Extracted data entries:
|---|
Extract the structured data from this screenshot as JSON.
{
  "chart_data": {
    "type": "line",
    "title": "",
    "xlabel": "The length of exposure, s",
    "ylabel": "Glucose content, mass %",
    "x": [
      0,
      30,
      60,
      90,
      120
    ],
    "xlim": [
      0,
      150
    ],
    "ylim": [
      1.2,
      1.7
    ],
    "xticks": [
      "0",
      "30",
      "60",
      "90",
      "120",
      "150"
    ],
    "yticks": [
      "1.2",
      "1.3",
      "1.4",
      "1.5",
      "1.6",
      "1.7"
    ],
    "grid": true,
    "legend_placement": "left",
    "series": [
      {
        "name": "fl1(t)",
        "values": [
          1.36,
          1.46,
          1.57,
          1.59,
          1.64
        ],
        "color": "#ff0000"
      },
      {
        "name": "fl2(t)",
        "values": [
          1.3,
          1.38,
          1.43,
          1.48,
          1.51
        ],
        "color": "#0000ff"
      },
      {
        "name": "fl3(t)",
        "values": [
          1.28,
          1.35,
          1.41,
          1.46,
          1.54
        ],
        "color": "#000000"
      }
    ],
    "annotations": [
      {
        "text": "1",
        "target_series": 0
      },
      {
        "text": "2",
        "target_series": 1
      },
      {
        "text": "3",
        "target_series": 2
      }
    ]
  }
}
|---|
• **What is needed**
Pull out all lines from the listing that contain the string "color".

• **In response**
        "color": "#ff0000"
        "color": "#0000ff"
        "color": "#000000"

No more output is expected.